▸ **Objective**:
Omit every picture, then give all the entries again exactly.
= = = =
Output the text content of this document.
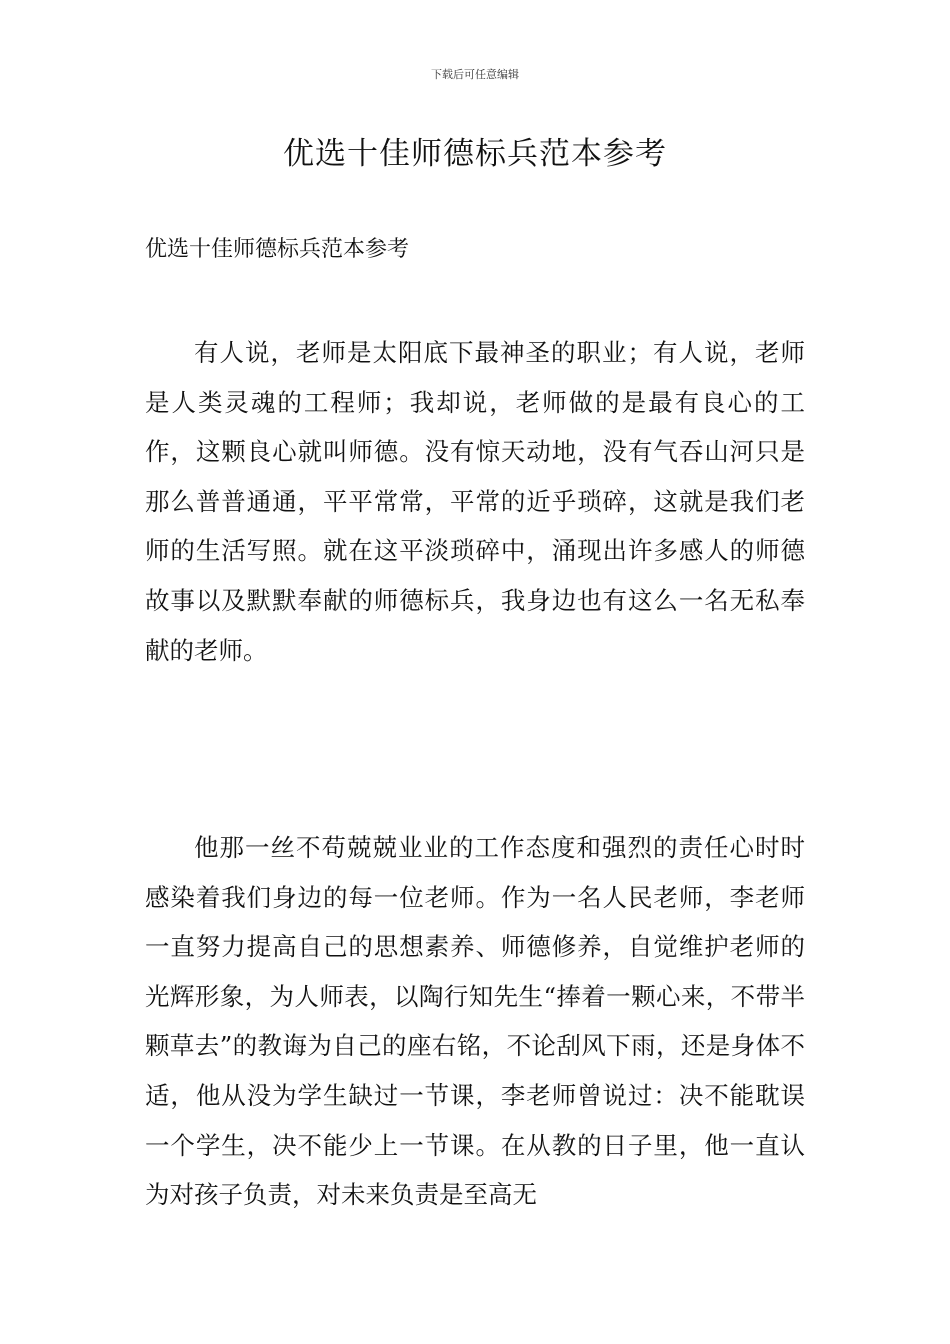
下载后可任意编辑
优选十佳师德标兵范本参考

优选十佳师德标兵范本参考

有人说，老师是太阳底下最神圣的职业；有人说，老师是人类灵魂的工程师；我却说，老师做的是最有良心的工作，这颗良心就叫师德。没有惊天动地，没有气吞山河只是那么普普通通，平平常常，平常的近乎琐碎，这就是我们老师的生活写照。就在这平淡琐碎中，涌现出许多感人的师德故事以及默默奉献的师德标兵，我身边也有这么一名无私奉献的老师。

他那一丝不苟兢兢业业的工作态度和强烈的责任心时时感染着我们身边的每一位老师。作为一名人民老师，李老师一直努力提高自己的思想素养、师德修养，自觉维护老师的光辉形象，为人师表，以陶行知先生“捧着一颗心来，不带半颗草去”的教诲为自己的座右铭，不论刮风下雨，还是身体不适，他从没为学生缺过一节课，李老师曾说过：决不能耽误一个学生，决不能少上一节课。在从教的日子里，他一直认为对孩子负责，对未来负责是至高无
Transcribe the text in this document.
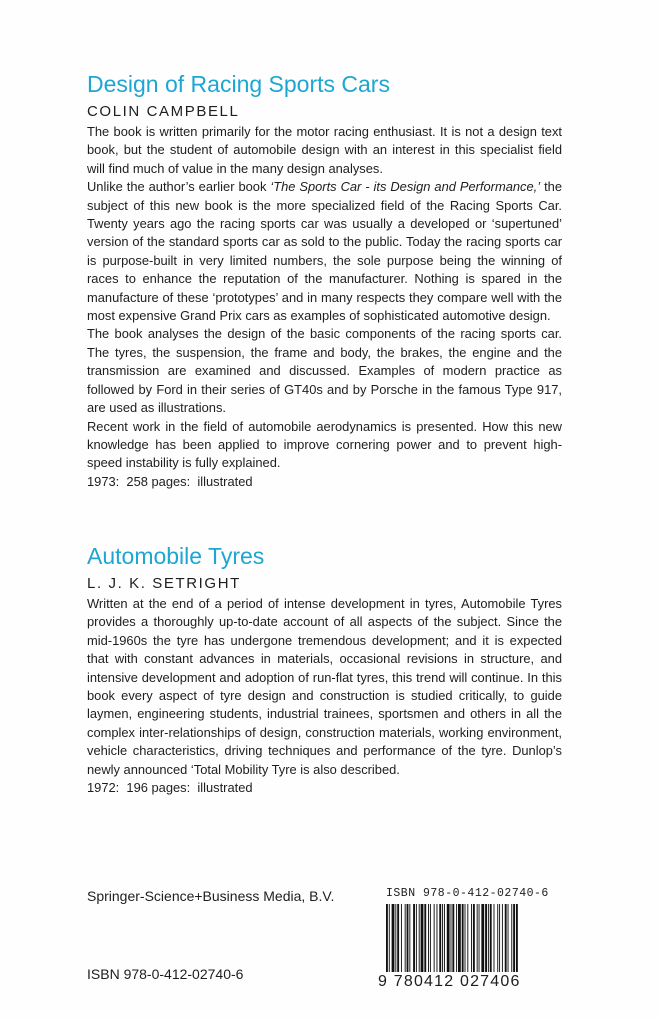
Design of Racing Sports Cars
COLIN CAMPBELL

The book is written primarily for the motor racing enthusiast. It is not a design text book, but the student of automobile design with an interest in this specialist field will find much of value in the many design analyses.

Unlike the author’s earlier book ‘The Sports Car - its Design and Performance,’ the subject of this new book is the more specialized field of the Racing Sports Car. Twenty years ago the racing sports car was usually a developed or ‘supertuned’ version of the standard sports car as sold to the public. Today the racing sports car is purpose-built in very limited numbers, the sole purpose being the winning of races to enhance the reputation of the manufacturer. Nothing is spared in the manufacture of these ‘prototypes’ and in many respects they compare well with the most expensive Grand Prix cars as examples of sophisticated automotive design.

The book analyses the design of the basic components of the racing sports car. The tyres, the suspension, the frame and body, the brakes, the engine and the transmission are examined and discussed. Examples of modern practice as followed by Ford in their series of GT40s and by Porsche in the famous Type 917, are used as illustrations.

Recent work in the field of automobile aerodynamics is presented. How this new knowledge has been applied to improve cornering power and to prevent high-speed instability is fully explained.

1973:  258 pages:  illustrated

Automobile Tyres
L. J. K. SETRIGHT

Written at the end of a period of intense development in tyres, Automobile Tyres provides a thoroughly up-to-date account of all aspects of the subject. Since the mid-1960s the tyre has undergone tremendous development; and it is expected that with constant advances in materials, occasional revisions in structure, and intensive development and adoption of run-flat tyres, this trend will continue. In this book every aspect of tyre design and construction is studied critically, to guide laymen, engineering students, industrial trainees, sportsmen and others in all the complex inter-relationships of design, construction materials, working environment, vehicle characteristics, driving techniques and performance of the tyre. Dunlop’s newly announced ‘Total Mobility Tyre is also described.

1972:  196 pages:  illustrated

Springer-Science+Business Media, B.V.
ISBN 978-0-412-02740-6
ISBN 978-0-412-02740-6
9 780412 027406
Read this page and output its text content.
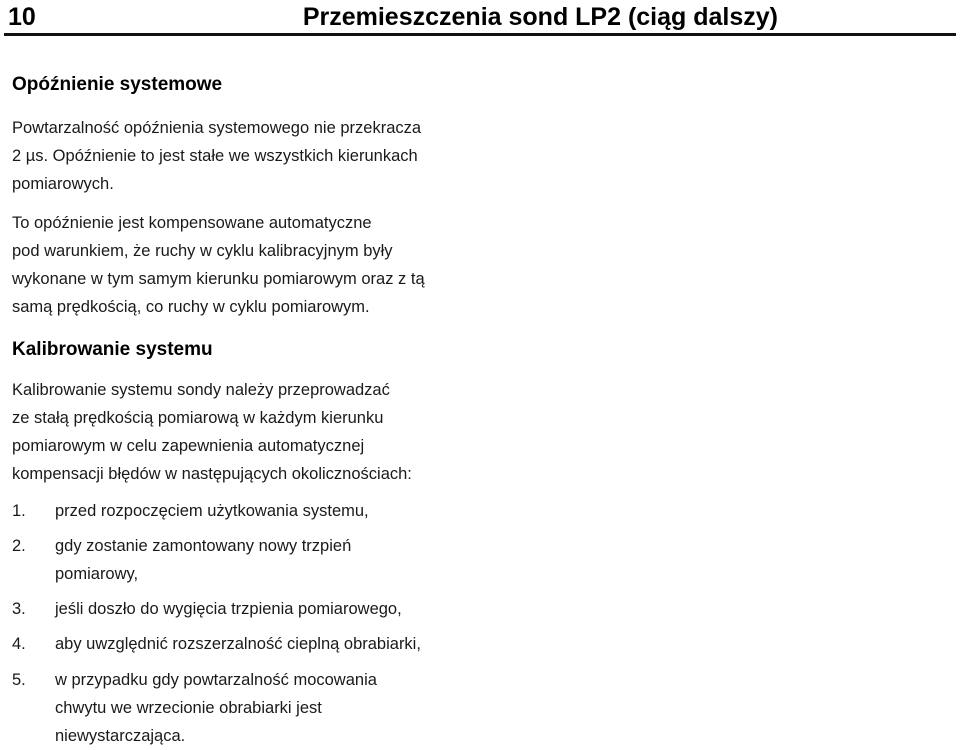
10	Przemieszczenia sond LP2 (ciąg dalszy)
Opóźnienie systemowe
Powtarzalność opóźnienia systemowego nie przekracza
2 µs. Opóźnienie to jest stałe we wszystkich kierunkach
pomiarowych.
To opóźnienie jest kompensowane automatyczne
pod warunkiem, że ruchy w cyklu kalibracyjnym były
wykonane w tym samym kierunku pomiarowym oraz z tą
samą prędkością, co ruchy w cyklu pomiarowym.
Kalibrowanie systemu
Kalibrowanie systemu sondy należy przeprowadzać
ze stałą prędkością pomiarową w każdym kierunku
pomiarowym w celu zapewnienia automatycznej
kompensacji błędów w następujących okolicznościach:
1. przed rozpoczęciem użytkowania systemu,
2. gdy zostanie zamontowany nowy trzpień
pomiarowy,
3. jeśli doszło do wygięcia trzpienia pomiarowego,
4. aby uwzględnić rozszerzalność cieplną obrabiarki,
5. w przypadku gdy powtarzalność mocowania
chwytu we wrzecionie obrabiarki jest
niewystarczająca.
= = = =
▸ **Finished task**:
Output the text content of this document.
下载后可任意编辑
优选十佳师德标兵范本参考

优选十佳师德标兵范本参考

有人说，老师是太阳底下最神圣的职业；有人说，老师是人类灵魂的工程师；我却说，老师做的是最有良心的工作，这颗良心就叫师德。没有惊天动地，没有气吞山河只是那么普普通通，平平常常，平常的近乎琐碎，这就是我们老师的生活写照。就在这平淡琐碎中，涌现出许多感人的师德故事以及默默奉献的师德标兵，我身边也有这么一名无私奉献的老师。

他那一丝不苟兢兢业业的工作态度和强烈的责任心时时感染着我们身边的每一位老师。作为一名人民老师，李老师一直努力提高自己的思想素养、师德修养，自觉维护老师的光辉形象，为人师表，以陶行知先生“捧着一颗心来，不带半颗草去”的教诲为自己的座右铭，不论刮风下雨，还是身体不适，他从没为学生缺过一节课，李老师曾说过：决不能耽误一个学生，决不能少上一节课。在从教的日子里，他一直认为对孩子负责，对未来负责是至高无
Transcribe the text in this document.
Design of Racing Sports Cars
COLIN CAMPBELL

The book is written primarily for the motor racing enthusiast. It is not a design text book, but the student of automobile design with an interest in this specialist field will find much of value in the many design analyses.

Unlike the author’s earlier book ‘The Sports Car - its Design and Performance,’ the subject of this new book is the more specialized field of the Racing Sports Car. Twenty years ago the racing sports car was usually a developed or ‘supertuned’ version of the standard sports car as sold to the public. Today the racing sports car is purpose-built in very limited numbers, the sole purpose being the winning of races to enhance the reputation of the manufacturer. Nothing is spared in the manufacture of these ‘prototypes’ and in many respects they compare well with the most expensive Grand Prix cars as examples of sophisticated automotive design.

The book analyses the design of the basic components of the racing sports car. The tyres, the suspension, the frame and body, the brakes, the engine and the transmission are examined and discussed. Examples of modern practice as followed by Ford in their series of GT40s and by Porsche in the famous Type 917, are used as illustrations.

Recent work in the field of automobile aerodynamics is presented. How this new knowledge has been applied to improve cornering power and to prevent high-speed instability is fully explained.

1973:  258 pages:  illustrated

Automobile Tyres
L. J. K. SETRIGHT

Written at the end of a period of intense development in tyres, Automobile Tyres provides a thoroughly up-to-date account of all aspects of the subject. Since the mid-1960s the tyre has undergone tremendous development; and it is expected that with constant advances in materials, occasional revisions in structure, and intensive development and adoption of run-flat tyres, this trend will continue. In this book every aspect of tyre design and construction is studied critically, to guide laymen, engineering students, industrial trainees, sportsmen and others in all the complex inter-relationships of design, construction materials, working environment, vehicle characteristics, driving techniques and performance of the tyre. Dunlop’s newly announced ‘Total Mobility Tyre is also described.

1972:  196 pages:  illustrated

Springer-Science+Business Media, B.V.
ISBN 978-0-412-02740-6
ISBN 978-0-412-02740-6
9 780412 027406
Read this page and output its text content.
10	Przemieszczenia sond LP2 (ciąg dalszy)
Opóźnienie systemowe
Powtarzalność opóźnienia systemowego nie przekracza
2 µs. Opóźnienie to jest stałe we wszystkich kierunkach
pomiarowych.
To opóźnienie jest kompensowane automatyczne
pod warunkiem, że ruchy w cyklu kalibracyjnym były
wykonane w tym samym kierunku pomiarowym oraz z tą
samą prędkością, co ruchy w cyklu pomiarowym.
Kalibrowanie systemu
Kalibrowanie systemu sondy należy przeprowadzać
ze stałą prędkością pomiarową w każdym kierunku
pomiarowym w celu zapewnienia automatycznej
kompensacji błędów w następujących okolicznościach:
1. przed rozpoczęciem użytkowania systemu,
2. gdy zostanie zamontowany nowy trzpień
pomiarowy,
3. jeśli doszło do wygięcia trzpienia pomiarowego,
4. aby uwzględnić rozszerzalność cieplną obrabiarki,
5. w przypadku gdy powtarzalność mocowania
chwytu we wrzecionie obrabiarki jest
niewystarczająca.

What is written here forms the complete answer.